• Short exercise:
Every line of the data that contains the string "aplicación" must be copied.

• Provided entries:
══════
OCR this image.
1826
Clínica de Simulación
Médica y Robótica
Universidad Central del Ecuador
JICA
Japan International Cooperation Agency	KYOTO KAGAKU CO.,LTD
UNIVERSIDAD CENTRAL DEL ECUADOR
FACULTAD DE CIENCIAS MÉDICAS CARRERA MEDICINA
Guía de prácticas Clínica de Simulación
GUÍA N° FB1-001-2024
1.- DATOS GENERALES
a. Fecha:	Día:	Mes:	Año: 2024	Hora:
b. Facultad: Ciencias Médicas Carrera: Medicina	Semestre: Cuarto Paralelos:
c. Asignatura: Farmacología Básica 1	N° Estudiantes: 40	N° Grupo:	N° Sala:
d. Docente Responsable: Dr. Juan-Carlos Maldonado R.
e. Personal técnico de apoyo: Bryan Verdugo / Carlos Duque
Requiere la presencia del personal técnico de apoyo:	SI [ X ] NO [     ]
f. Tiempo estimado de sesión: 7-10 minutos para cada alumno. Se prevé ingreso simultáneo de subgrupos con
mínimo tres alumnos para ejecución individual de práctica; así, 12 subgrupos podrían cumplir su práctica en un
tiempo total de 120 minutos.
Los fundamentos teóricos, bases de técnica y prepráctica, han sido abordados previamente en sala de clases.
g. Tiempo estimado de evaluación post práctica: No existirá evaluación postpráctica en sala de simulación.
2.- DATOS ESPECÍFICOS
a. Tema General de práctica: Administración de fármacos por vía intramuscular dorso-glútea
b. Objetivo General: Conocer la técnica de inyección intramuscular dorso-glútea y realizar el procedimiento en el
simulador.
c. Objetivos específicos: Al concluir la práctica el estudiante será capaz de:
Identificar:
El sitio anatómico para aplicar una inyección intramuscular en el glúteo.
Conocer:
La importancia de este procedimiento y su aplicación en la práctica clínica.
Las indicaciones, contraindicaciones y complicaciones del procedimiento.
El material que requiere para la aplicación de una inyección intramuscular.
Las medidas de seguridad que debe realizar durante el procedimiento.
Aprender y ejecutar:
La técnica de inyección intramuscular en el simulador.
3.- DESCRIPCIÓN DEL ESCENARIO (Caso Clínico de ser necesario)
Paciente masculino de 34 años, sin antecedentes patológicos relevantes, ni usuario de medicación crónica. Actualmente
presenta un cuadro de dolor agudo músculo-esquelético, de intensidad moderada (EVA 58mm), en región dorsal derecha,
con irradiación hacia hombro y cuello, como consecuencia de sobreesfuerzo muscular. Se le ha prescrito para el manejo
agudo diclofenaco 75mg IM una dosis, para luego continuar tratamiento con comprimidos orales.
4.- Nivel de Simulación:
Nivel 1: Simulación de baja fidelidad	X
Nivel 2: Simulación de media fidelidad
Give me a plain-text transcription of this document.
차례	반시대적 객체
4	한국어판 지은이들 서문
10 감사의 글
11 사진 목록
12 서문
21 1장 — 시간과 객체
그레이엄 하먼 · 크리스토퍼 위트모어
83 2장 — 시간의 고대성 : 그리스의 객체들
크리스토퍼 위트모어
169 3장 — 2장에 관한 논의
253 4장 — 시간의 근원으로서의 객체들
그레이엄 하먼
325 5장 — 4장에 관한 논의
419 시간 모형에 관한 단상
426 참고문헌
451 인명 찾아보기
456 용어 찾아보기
══════
• Solution below:
La importancia de este procedimiento y su aplicación en la práctica clínica.
El material que requiere para la aplicación de una inyección intramuscular.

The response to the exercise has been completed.